-- start Supplied entries --
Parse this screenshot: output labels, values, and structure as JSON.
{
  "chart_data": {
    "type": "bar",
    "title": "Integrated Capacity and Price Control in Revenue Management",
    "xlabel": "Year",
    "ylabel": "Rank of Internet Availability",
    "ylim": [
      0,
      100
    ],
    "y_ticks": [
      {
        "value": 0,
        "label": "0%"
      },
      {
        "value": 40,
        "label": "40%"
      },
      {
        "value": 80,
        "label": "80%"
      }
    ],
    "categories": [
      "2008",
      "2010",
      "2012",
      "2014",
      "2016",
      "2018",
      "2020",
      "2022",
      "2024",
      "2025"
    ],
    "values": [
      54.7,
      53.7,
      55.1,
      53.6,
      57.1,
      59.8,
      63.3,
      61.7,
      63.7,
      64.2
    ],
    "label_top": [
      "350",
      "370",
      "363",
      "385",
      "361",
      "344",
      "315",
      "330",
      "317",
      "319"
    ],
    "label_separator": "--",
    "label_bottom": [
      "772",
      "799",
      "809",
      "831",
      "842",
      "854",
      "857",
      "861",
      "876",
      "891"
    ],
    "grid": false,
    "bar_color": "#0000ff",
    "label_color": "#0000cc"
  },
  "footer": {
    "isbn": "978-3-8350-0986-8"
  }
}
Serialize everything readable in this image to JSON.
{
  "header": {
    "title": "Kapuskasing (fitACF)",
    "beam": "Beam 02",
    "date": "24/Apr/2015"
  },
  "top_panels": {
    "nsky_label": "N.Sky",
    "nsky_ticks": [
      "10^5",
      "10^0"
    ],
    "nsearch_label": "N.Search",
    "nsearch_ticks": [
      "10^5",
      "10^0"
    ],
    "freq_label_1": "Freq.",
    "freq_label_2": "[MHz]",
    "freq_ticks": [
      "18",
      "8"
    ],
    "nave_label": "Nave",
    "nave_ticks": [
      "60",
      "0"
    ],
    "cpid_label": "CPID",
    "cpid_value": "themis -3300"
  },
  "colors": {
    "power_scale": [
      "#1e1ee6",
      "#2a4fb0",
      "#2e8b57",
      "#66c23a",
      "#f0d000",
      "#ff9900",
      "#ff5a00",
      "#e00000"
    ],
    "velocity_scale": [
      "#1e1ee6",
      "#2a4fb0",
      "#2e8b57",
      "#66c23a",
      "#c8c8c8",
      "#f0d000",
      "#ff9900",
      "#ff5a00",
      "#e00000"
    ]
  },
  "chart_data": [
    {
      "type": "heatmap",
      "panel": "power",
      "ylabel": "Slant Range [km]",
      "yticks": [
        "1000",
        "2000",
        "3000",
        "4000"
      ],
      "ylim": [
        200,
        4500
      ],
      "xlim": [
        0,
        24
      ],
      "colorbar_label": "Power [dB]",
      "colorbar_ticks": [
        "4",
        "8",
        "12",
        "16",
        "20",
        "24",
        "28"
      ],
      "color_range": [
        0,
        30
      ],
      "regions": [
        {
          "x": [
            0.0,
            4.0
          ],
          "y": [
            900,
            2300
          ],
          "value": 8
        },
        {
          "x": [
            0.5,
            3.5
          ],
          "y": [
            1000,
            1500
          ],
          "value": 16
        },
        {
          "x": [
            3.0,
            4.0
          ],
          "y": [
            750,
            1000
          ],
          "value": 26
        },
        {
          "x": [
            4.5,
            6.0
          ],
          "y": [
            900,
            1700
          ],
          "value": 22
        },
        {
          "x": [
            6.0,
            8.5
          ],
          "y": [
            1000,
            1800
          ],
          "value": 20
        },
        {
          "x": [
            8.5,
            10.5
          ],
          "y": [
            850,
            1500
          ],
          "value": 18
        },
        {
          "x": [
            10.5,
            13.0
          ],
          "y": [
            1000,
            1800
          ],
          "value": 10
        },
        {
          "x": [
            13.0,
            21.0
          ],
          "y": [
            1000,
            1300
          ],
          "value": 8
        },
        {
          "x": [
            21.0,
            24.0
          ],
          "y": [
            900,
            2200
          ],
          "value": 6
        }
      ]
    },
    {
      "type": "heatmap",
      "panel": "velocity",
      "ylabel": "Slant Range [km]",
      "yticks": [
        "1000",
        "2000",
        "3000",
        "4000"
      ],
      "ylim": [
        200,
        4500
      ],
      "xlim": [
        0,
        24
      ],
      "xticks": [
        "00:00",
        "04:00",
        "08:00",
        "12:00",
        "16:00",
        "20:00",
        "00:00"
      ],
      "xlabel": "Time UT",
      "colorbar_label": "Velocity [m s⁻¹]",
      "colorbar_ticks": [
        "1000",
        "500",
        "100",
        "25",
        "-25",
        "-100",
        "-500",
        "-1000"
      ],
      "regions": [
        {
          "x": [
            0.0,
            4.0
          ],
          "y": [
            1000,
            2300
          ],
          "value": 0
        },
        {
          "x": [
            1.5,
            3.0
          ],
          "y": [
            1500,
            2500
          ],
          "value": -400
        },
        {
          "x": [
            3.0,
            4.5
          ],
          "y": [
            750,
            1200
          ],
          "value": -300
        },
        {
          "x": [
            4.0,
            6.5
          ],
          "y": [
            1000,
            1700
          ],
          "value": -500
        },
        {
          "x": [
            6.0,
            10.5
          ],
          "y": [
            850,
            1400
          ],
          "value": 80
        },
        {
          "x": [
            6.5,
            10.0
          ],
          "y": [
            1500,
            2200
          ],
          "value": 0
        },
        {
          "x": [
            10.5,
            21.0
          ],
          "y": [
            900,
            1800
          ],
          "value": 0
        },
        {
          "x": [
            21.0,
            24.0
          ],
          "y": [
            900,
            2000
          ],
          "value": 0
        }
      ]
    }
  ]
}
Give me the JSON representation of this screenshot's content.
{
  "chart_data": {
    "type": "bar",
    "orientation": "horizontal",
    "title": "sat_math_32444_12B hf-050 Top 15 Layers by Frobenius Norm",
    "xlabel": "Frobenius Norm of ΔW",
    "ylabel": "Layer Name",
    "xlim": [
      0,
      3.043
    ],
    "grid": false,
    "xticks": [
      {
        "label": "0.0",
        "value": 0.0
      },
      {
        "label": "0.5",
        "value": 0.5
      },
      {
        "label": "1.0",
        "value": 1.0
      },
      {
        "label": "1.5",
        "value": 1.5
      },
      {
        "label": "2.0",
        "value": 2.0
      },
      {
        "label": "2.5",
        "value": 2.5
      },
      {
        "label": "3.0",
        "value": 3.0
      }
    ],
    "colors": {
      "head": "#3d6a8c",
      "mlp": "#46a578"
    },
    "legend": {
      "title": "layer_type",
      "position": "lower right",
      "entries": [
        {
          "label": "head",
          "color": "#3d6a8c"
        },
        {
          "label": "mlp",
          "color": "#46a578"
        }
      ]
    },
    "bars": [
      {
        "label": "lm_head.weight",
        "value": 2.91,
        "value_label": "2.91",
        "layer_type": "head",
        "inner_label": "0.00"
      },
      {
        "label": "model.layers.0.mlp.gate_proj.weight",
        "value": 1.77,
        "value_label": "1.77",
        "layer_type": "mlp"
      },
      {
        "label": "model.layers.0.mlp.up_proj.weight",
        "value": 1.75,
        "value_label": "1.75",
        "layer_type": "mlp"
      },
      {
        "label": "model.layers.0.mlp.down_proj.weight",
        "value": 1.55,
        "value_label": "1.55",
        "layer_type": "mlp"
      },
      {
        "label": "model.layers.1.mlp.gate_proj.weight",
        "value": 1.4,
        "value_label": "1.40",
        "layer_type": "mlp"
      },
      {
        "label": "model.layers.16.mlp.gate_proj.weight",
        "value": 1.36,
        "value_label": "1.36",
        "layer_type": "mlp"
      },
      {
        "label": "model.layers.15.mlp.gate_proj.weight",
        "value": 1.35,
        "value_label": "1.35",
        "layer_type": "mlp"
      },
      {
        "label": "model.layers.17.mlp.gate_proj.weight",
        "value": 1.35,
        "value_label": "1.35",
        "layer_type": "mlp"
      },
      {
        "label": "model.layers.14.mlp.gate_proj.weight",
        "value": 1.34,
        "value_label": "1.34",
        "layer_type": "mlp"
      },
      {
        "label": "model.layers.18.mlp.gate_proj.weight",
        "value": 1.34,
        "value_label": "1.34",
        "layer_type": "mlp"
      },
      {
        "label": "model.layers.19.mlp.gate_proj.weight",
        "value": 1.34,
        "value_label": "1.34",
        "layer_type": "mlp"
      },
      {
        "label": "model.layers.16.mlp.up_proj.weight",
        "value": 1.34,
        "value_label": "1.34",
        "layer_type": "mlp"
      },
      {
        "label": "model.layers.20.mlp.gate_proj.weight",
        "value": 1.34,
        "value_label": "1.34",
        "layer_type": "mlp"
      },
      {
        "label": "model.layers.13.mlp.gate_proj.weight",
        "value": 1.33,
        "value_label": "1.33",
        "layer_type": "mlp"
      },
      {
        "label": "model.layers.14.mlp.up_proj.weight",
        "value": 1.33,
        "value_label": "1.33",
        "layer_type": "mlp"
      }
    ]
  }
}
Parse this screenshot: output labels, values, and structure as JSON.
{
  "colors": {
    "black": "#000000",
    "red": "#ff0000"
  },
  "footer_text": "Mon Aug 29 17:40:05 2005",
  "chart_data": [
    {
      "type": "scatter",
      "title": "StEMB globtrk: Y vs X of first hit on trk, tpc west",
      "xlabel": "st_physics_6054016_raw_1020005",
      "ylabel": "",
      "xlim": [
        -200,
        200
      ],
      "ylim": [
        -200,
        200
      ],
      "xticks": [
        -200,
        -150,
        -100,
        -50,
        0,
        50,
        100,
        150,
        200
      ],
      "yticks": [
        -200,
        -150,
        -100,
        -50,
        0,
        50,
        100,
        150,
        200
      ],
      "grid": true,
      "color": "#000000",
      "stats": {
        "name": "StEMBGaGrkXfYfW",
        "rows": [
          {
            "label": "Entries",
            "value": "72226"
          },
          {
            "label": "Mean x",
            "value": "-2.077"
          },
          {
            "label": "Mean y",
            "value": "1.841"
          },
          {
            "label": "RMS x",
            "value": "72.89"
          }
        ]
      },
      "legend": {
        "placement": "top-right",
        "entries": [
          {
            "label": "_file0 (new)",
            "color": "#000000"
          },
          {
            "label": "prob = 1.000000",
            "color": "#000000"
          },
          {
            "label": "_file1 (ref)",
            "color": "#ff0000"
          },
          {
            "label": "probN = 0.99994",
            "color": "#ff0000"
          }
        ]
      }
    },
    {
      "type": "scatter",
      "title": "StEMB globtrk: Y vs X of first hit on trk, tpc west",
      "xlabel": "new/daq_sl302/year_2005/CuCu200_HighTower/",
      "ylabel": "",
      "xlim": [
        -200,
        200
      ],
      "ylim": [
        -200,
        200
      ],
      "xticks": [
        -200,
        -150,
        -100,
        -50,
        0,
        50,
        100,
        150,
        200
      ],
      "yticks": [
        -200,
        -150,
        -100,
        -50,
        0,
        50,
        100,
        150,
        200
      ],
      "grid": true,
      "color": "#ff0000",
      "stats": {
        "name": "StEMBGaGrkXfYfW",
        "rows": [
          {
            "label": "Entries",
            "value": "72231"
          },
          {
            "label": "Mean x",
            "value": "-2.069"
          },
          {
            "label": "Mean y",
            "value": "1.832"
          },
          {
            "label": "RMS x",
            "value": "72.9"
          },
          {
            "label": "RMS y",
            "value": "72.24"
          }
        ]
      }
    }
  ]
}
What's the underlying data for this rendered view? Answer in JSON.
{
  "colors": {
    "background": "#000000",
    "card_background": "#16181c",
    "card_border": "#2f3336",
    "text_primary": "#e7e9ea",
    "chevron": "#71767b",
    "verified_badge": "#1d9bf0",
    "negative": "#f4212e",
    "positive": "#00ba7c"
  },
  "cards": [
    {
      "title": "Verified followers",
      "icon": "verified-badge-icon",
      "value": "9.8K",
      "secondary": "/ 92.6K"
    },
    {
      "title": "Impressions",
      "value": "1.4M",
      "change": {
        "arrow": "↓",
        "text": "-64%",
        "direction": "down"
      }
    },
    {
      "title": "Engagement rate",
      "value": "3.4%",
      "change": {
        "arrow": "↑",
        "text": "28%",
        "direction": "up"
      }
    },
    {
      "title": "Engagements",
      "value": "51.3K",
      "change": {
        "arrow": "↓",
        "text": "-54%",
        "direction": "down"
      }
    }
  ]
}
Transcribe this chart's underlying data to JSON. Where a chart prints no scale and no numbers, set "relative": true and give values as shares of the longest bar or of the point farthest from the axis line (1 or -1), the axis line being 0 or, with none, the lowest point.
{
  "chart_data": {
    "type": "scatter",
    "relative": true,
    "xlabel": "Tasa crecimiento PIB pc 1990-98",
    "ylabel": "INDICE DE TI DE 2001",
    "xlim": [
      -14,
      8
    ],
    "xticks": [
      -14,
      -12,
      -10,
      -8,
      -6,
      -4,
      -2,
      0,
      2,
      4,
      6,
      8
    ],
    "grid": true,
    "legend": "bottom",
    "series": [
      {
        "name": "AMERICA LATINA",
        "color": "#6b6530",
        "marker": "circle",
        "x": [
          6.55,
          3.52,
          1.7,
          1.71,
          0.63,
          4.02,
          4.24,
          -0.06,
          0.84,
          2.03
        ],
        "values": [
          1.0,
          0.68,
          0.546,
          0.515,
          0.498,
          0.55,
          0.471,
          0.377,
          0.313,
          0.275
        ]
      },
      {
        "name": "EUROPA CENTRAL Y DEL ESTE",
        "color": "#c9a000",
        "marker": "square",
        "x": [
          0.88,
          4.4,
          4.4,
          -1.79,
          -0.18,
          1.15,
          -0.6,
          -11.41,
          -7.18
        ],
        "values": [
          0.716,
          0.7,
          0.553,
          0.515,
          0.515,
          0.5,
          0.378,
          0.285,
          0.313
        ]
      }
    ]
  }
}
-- end Supplied entries --
• What to produce:
Copy every line of the listing that contains the word "xlabel".

• Reply:
    "xlabel": "Year",
      "xlabel": "Time UT",
    "xlabel": "Frobenius Norm of ΔW",
      "xlabel": "st_physics_6054016_raw_1020005",
      "xlabel": "new/daq_sl302/year_2005/CuCu200_HighTower/",
    "xlabel": "Tasa crecimiento PIB pc 1990-98",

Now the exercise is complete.